## Begin RECORDED INFORMATION

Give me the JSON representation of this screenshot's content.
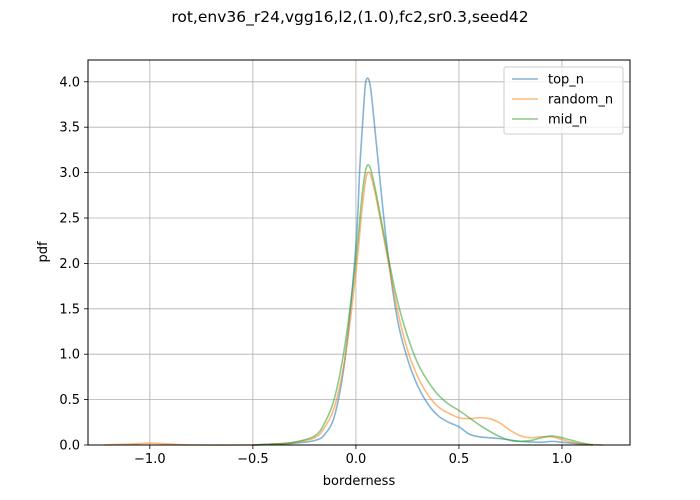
{
  "chart_data": {
    "type": "line",
    "title": "rot,env36_r24,vgg16,l2,(1.0),fc2,sr0.3,seed42",
    "xlabel": "borderness",
    "ylabel": "pdf",
    "xlim": [
      -1.3,
      1.33
    ],
    "ylim": [
      0,
      4.24
    ],
    "grid": true,
    "legend_position": "top-right",
    "x_ticks": [
      -1.0,
      -0.5,
      0.0,
      0.5,
      1.0
    ],
    "x_tick_labels": [
      "−1.0",
      "−0.5",
      "0.0",
      "0.5",
      "1.0"
    ],
    "y_ticks": [
      0.0,
      0.5,
      1.0,
      1.5,
      2.0,
      2.5,
      3.0,
      3.5,
      4.0
    ],
    "y_tick_labels": [
      "0.0",
      "0.5",
      "1.0",
      "1.5",
      "2.0",
      "2.5",
      "3.0",
      "3.5",
      "4.0"
    ],
    "series": [
      {
        "name": "top_n",
        "color": "#1f77b4",
        "points": [
          [
            -0.5,
            0.0
          ],
          [
            -0.4,
            0.01
          ],
          [
            -0.3,
            0.02
          ],
          [
            -0.2,
            0.05
          ],
          [
            -0.15,
            0.12
          ],
          [
            -0.1,
            0.35
          ],
          [
            -0.05,
            1.0
          ],
          [
            0.0,
            2.2
          ],
          [
            0.02,
            3.1
          ],
          [
            0.04,
            3.8
          ],
          [
            0.05,
            4.02
          ],
          [
            0.07,
            3.95
          ],
          [
            0.1,
            3.3
          ],
          [
            0.15,
            2.2
          ],
          [
            0.2,
            1.4
          ],
          [
            0.25,
            0.95
          ],
          [
            0.3,
            0.65
          ],
          [
            0.35,
            0.45
          ],
          [
            0.4,
            0.32
          ],
          [
            0.45,
            0.25
          ],
          [
            0.5,
            0.2
          ],
          [
            0.55,
            0.12
          ],
          [
            0.6,
            0.09
          ],
          [
            0.7,
            0.07
          ],
          [
            0.8,
            0.04
          ],
          [
            0.9,
            0.03
          ],
          [
            0.95,
            0.04
          ],
          [
            1.0,
            0.03
          ],
          [
            1.05,
            0.02
          ],
          [
            1.1,
            0.01
          ],
          [
            1.15,
            0.0
          ]
        ]
      },
      {
        "name": "random_n",
        "color": "#ff7f0e",
        "points": [
          [
            -1.22,
            0.0
          ],
          [
            -1.1,
            0.01
          ],
          [
            -1.0,
            0.02
          ],
          [
            -0.9,
            0.01
          ],
          [
            -0.8,
            0.0
          ],
          [
            -0.5,
            0.0
          ],
          [
            -0.4,
            0.01
          ],
          [
            -0.3,
            0.03
          ],
          [
            -0.2,
            0.08
          ],
          [
            -0.15,
            0.2
          ],
          [
            -0.1,
            0.45
          ],
          [
            -0.05,
            1.0
          ],
          [
            0.0,
            1.9
          ],
          [
            0.03,
            2.6
          ],
          [
            0.05,
            2.95
          ],
          [
            0.07,
            2.98
          ],
          [
            0.1,
            2.7
          ],
          [
            0.15,
            2.1
          ],
          [
            0.2,
            1.5
          ],
          [
            0.25,
            1.05
          ],
          [
            0.3,
            0.75
          ],
          [
            0.35,
            0.55
          ],
          [
            0.4,
            0.42
          ],
          [
            0.45,
            0.35
          ],
          [
            0.5,
            0.3
          ],
          [
            0.55,
            0.29
          ],
          [
            0.6,
            0.3
          ],
          [
            0.65,
            0.29
          ],
          [
            0.7,
            0.24
          ],
          [
            0.75,
            0.16
          ],
          [
            0.8,
            0.1
          ],
          [
            0.85,
            0.08
          ],
          [
            0.9,
            0.09
          ],
          [
            0.95,
            0.09
          ],
          [
            1.0,
            0.06
          ],
          [
            1.05,
            0.03
          ],
          [
            1.1,
            0.01
          ],
          [
            1.2,
            0.0
          ]
        ]
      },
      {
        "name": "mid_n",
        "color": "#2ca02c",
        "points": [
          [
            -0.5,
            0.0
          ],
          [
            -0.4,
            0.01
          ],
          [
            -0.3,
            0.03
          ],
          [
            -0.2,
            0.1
          ],
          [
            -0.15,
            0.25
          ],
          [
            -0.1,
            0.55
          ],
          [
            -0.05,
            1.15
          ],
          [
            0.0,
            2.05
          ],
          [
            0.03,
            2.75
          ],
          [
            0.05,
            3.05
          ],
          [
            0.07,
            3.05
          ],
          [
            0.1,
            2.75
          ],
          [
            0.15,
            2.15
          ],
          [
            0.2,
            1.6
          ],
          [
            0.25,
            1.2
          ],
          [
            0.3,
            0.9
          ],
          [
            0.35,
            0.7
          ],
          [
            0.4,
            0.55
          ],
          [
            0.45,
            0.45
          ],
          [
            0.5,
            0.38
          ],
          [
            0.55,
            0.3
          ],
          [
            0.6,
            0.22
          ],
          [
            0.65,
            0.15
          ],
          [
            0.7,
            0.09
          ],
          [
            0.75,
            0.05
          ],
          [
            0.8,
            0.04
          ],
          [
            0.85,
            0.05
          ],
          [
            0.9,
            0.08
          ],
          [
            0.95,
            0.1
          ],
          [
            1.0,
            0.08
          ],
          [
            1.05,
            0.05
          ],
          [
            1.1,
            0.02
          ],
          [
            1.15,
            0.0
          ]
        ]
      }
    ]
  }
}
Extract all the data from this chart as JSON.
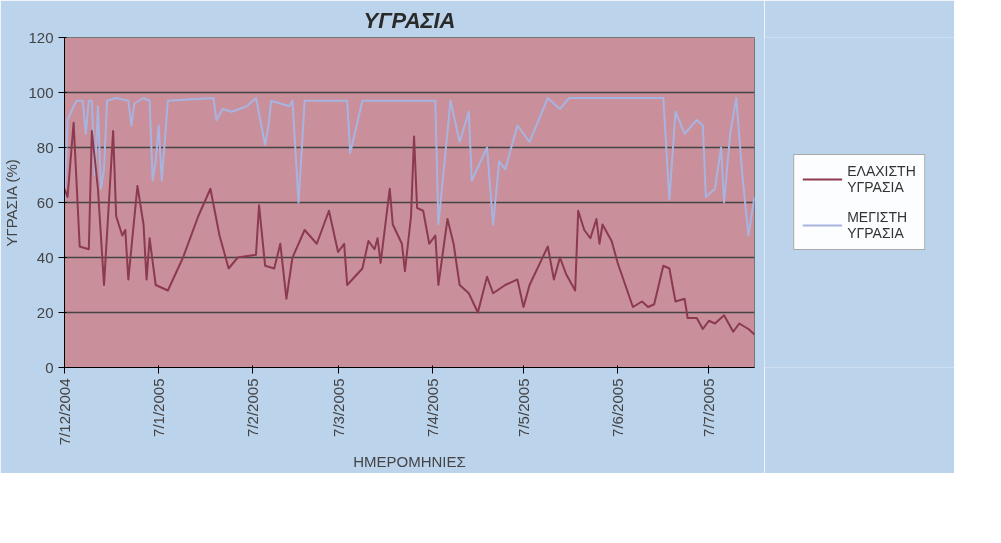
{
  "chart_data": {
    "type": "line",
    "title": "ΥΓΡΑΣΙΑ",
    "xlabel": "ΗΜΕΡΟΜΗΝΙΕΣ",
    "ylabel": "ΥΓΡΑΣΙΑ (%)",
    "ylim": [
      0,
      120
    ],
    "yticks": [
      0,
      20,
      40,
      60,
      80,
      100,
      120
    ],
    "xlim": [
      "2004-12-07",
      "2005-07-22"
    ],
    "xticks": [
      {
        "value": "2004-12-07",
        "label": "7/12/2004"
      },
      {
        "value": "2005-01-07",
        "label": "7/1/2005"
      },
      {
        "value": "2005-02-07",
        "label": "7/2/2005"
      },
      {
        "value": "2005-03-07",
        "label": "7/3/2005"
      },
      {
        "value": "2005-04-07",
        "label": "7/4/2005"
      },
      {
        "value": "2005-05-07",
        "label": "7/5/2005"
      },
      {
        "value": "2005-06-07",
        "label": "7/6/2005"
      },
      {
        "value": "2005-07-07",
        "label": "7/7/2005"
      }
    ],
    "grid": "y",
    "legend": "right",
    "marker": "none",
    "line_style": "solid",
    "series": [
      {
        "name": "ΕΛΑΧΙΣΤΗ ΥΓΡΑΣΙΑ",
        "color": "#8b3a50",
        "x": [
          "2004-12-07",
          "2004-12-08",
          "2004-12-10",
          "2004-12-12",
          "2004-12-15",
          "2004-12-16",
          "2004-12-18",
          "2004-12-20",
          "2004-12-23",
          "2004-12-24",
          "2004-12-26",
          "2004-12-27",
          "2004-12-28",
          "2004-12-31",
          "2005-01-02",
          "2005-01-03",
          "2005-01-04",
          "2005-01-06",
          "2005-01-10",
          "2005-01-15",
          "2005-01-20",
          "2005-01-24",
          "2005-01-27",
          "2005-01-30",
          "2005-02-02",
          "2005-02-08",
          "2005-02-09",
          "2005-02-11",
          "2005-02-14",
          "2005-02-16",
          "2005-02-18",
          "2005-02-20",
          "2005-02-24",
          "2005-02-28",
          "2005-03-04",
          "2005-03-07",
          "2005-03-09",
          "2005-03-10",
          "2005-03-15",
          "2005-03-17",
          "2005-03-19",
          "2005-03-20",
          "2005-03-21",
          "2005-03-24",
          "2005-03-25",
          "2005-03-28",
          "2005-03-29",
          "2005-03-31",
          "2005-04-01",
          "2005-04-02",
          "2005-04-04",
          "2005-04-06",
          "2005-04-08",
          "2005-04-09",
          "2005-04-12",
          "2005-04-14",
          "2005-04-16",
          "2005-04-19",
          "2005-04-22",
          "2005-04-25",
          "2005-04-27",
          "2005-05-01",
          "2005-05-05",
          "2005-05-07",
          "2005-05-09",
          "2005-05-15",
          "2005-05-17",
          "2005-05-19",
          "2005-05-21",
          "2005-05-24",
          "2005-05-25",
          "2005-05-27",
          "2005-05-29",
          "2005-05-31",
          "2005-06-01",
          "2005-06-02",
          "2005-06-05",
          "2005-06-07",
          "2005-06-12",
          "2005-06-15",
          "2005-06-17",
          "2005-06-19",
          "2005-06-22",
          "2005-06-24",
          "2005-06-26",
          "2005-06-29",
          "2005-06-30",
          "2005-07-03",
          "2005-07-05",
          "2005-07-07",
          "2005-07-09",
          "2005-07-12",
          "2005-07-15",
          "2005-07-17",
          "2005-07-20",
          "2005-07-22"
        ],
        "values": [
          65,
          62,
          89,
          44,
          43,
          86,
          65,
          30,
          86,
          55,
          48,
          50,
          32,
          66,
          52,
          32,
          47,
          30,
          28,
          40,
          55,
          65,
          48,
          36,
          40,
          41,
          59,
          37,
          36,
          45,
          25,
          40,
          50,
          45,
          57,
          42,
          45,
          30,
          36,
          46,
          43,
          47,
          38,
          65,
          52,
          45,
          35,
          55,
          84,
          58,
          57,
          45,
          48,
          30,
          54,
          45,
          30,
          27,
          20,
          33,
          27,
          30,
          32,
          22,
          30,
          44,
          32,
          40,
          34,
          28,
          57,
          50,
          47,
          54,
          45,
          52,
          46,
          38,
          22,
          24,
          22,
          23,
          37,
          36,
          24,
          25,
          18,
          18,
          14,
          17,
          16,
          19,
          13,
          16,
          14,
          12
        ]
      },
      {
        "name": "ΜΕΓΙΣΤΗ ΥΓΡΑΣΙΑ",
        "color": "#a8b4e0",
        "x": [
          "2004-12-07",
          "2004-12-08",
          "2004-12-10",
          "2004-12-11",
          "2004-12-13",
          "2004-12-14",
          "2004-12-15",
          "2004-12-16",
          "2004-12-17",
          "2004-12-18",
          "2004-12-19",
          "2004-12-20",
          "2004-12-21",
          "2004-12-24",
          "2004-12-28",
          "2004-12-29",
          "2004-12-30",
          "2005-01-02",
          "2005-01-04",
          "2005-01-05",
          "2005-01-06",
          "2005-01-07",
          "2005-01-08",
          "2005-01-10",
          "2005-01-25",
          "2005-01-26",
          "2005-01-28",
          "2005-01-31",
          "2005-02-05",
          "2005-02-08",
          "2005-02-11",
          "2005-02-12",
          "2005-02-13",
          "2005-02-16",
          "2005-02-19",
          "2005-02-20",
          "2005-02-22",
          "2005-02-24",
          "2005-03-10",
          "2005-03-11",
          "2005-03-15",
          "2005-04-08",
          "2005-04-09",
          "2005-04-13",
          "2005-04-16",
          "2005-04-19",
          "2005-04-20",
          "2005-04-25",
          "2005-04-27",
          "2005-04-29",
          "2005-05-01",
          "2005-05-05",
          "2005-05-09",
          "2005-05-15",
          "2005-05-19",
          "2005-05-22",
          "2005-06-22",
          "2005-06-24",
          "2005-06-26",
          "2005-06-29",
          "2005-07-03",
          "2005-07-05",
          "2005-07-06",
          "2005-07-09",
          "2005-07-11",
          "2005-07-12",
          "2005-07-14",
          "2005-07-16",
          "2005-07-18",
          "2005-07-20",
          "2005-07-22"
        ],
        "values": [
          60,
          90,
          95,
          97,
          97,
          85,
          97,
          97,
          70,
          95,
          65,
          72,
          97,
          98,
          97,
          88,
          96,
          98,
          97,
          68,
          75,
          88,
          68,
          97,
          98,
          90,
          94,
          93,
          95,
          98,
          81,
          87,
          97,
          96,
          95,
          97,
          60,
          97,
          97,
          78,
          97,
          97,
          52,
          97,
          82,
          93,
          68,
          80,
          52,
          75,
          72,
          88,
          82,
          98,
          94,
          98,
          98,
          61,
          93,
          85,
          90,
          88,
          62,
          65,
          80,
          60,
          85,
          98,
          70,
          48,
          62
        ]
      }
    ]
  }
}
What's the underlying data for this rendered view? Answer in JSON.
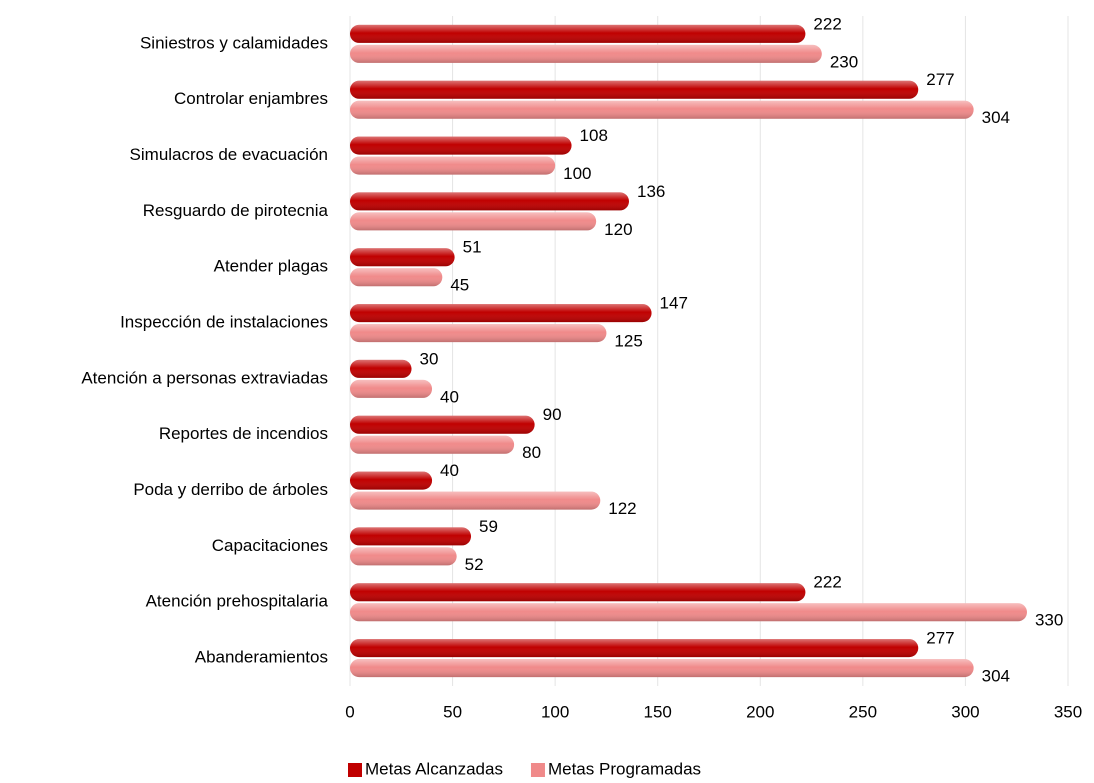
{
  "chart_data": {
    "type": "bar",
    "orientation": "horizontal",
    "categories": [
      "Siniestros y calamidades",
      "Controlar enjambres",
      "Simulacros de evacuación",
      "Resguardo de pirotecnia",
      "Atender plagas",
      "Inspección de instalaciones",
      "Atención a personas extraviadas",
      "Reportes de incendios",
      "Poda y derribo de árboles",
      "Capacitaciones",
      "Atención prehospitalaria",
      "Abanderamientos"
    ],
    "series": [
      {
        "name": "Metas Alcanzadas",
        "color": "#c00000",
        "values": [
          222,
          277,
          108,
          136,
          51,
          147,
          30,
          90,
          40,
          59,
          222,
          277
        ]
      },
      {
        "name": "Metas Programadas",
        "color": "#f08a8a",
        "values": [
          230,
          304,
          100,
          120,
          45,
          125,
          40,
          80,
          122,
          52,
          330,
          304
        ]
      }
    ],
    "xlim": [
      0,
      350
    ],
    "xticks": [
      0,
      50,
      100,
      150,
      200,
      250,
      300,
      350
    ],
    "grid": true,
    "legend": "bottom",
    "data_labels": true
  }
}
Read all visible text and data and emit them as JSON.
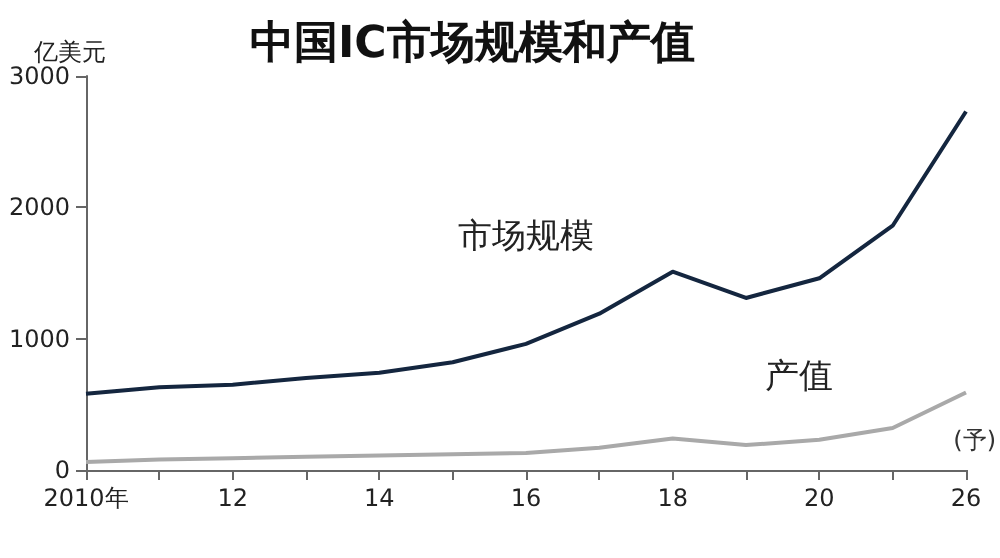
{
  "chart_data": {
    "type": "line",
    "title": "中国IC市场规模和产值",
    "ylabel": "亿美元",
    "categories": [
      "2010年",
      null,
      "12",
      null,
      "14",
      null,
      "16",
      null,
      "18",
      null,
      "20",
      null,
      "26"
    ],
    "series": [
      {
        "name": "市场规模",
        "color": "#14263f",
        "values": [
          580,
          630,
          650,
          700,
          740,
          820,
          960,
          1190,
          1510,
          1310,
          1460,
          1860,
          2730
        ]
      },
      {
        "name": "产值",
        "color": "#a9a9a9",
        "values": [
          60,
          80,
          90,
          100,
          110,
          120,
          130,
          170,
          240,
          190,
          230,
          320,
          590
        ]
      }
    ],
    "ylim": [
      0,
      3000
    ],
    "yticks": [
      0,
      1000,
      2000,
      3000
    ],
    "grid": false,
    "legend": false,
    "marker": "none",
    "line_style": "solid",
    "annotations": [
      "(予)"
    ]
  }
}
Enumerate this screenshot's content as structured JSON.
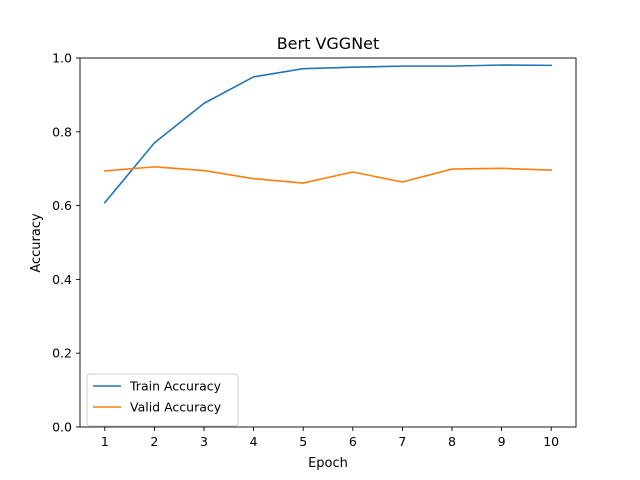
{
  "chart_data": {
    "type": "line",
    "title": "Bert VGGNet",
    "xlabel": "Epoch",
    "ylabel": "Accuracy",
    "x": [
      1,
      2,
      3,
      4,
      5,
      6,
      7,
      8,
      9,
      10
    ],
    "xticks": [
      "1",
      "2",
      "3",
      "4",
      "5",
      "6",
      "7",
      "8",
      "9",
      "10"
    ],
    "xlim": [
      0.5,
      10.5
    ],
    "ylim": [
      0.0,
      1.0
    ],
    "yticks": [
      "0.0",
      "0.2",
      "0.4",
      "0.6",
      "0.8",
      "1.0"
    ],
    "grid": false,
    "legend_position": "lower-left",
    "series": [
      {
        "name": "Train Accuracy",
        "color": "#1f77b4",
        "values": [
          0.608,
          0.77,
          0.877,
          0.949,
          0.971,
          0.975,
          0.978,
          0.978,
          0.981,
          0.98
        ]
      },
      {
        "name": "Valid Accuracy",
        "color": "#ff7f0e",
        "values": [
          0.694,
          0.705,
          0.695,
          0.673,
          0.661,
          0.691,
          0.664,
          0.699,
          0.701,
          0.696
        ]
      }
    ]
  }
}
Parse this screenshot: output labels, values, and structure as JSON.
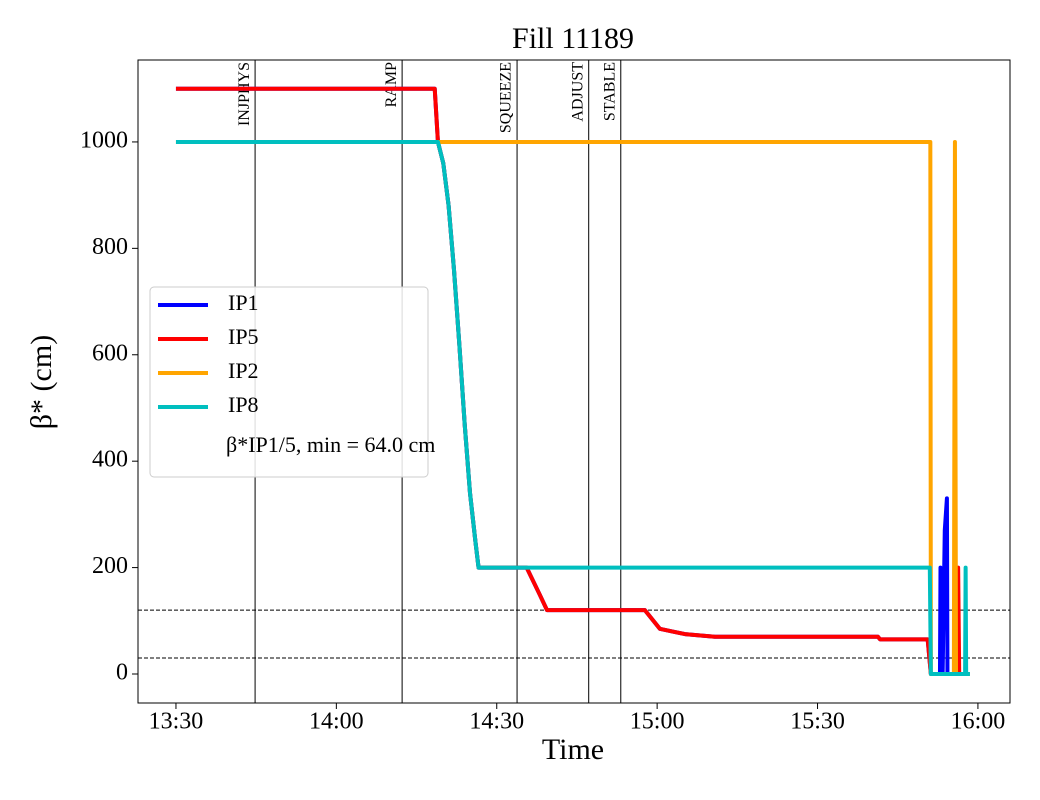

## End RECORDED INFORMATION

**WHAT NEEDS TO BE DONE**
Within the listing above, copy each line that has the string "content".

**RESPONSE TO THIS TASK**
Give me the JSON representation of this screenshot's content.
Enumerate this screenshot's content as structured JSON.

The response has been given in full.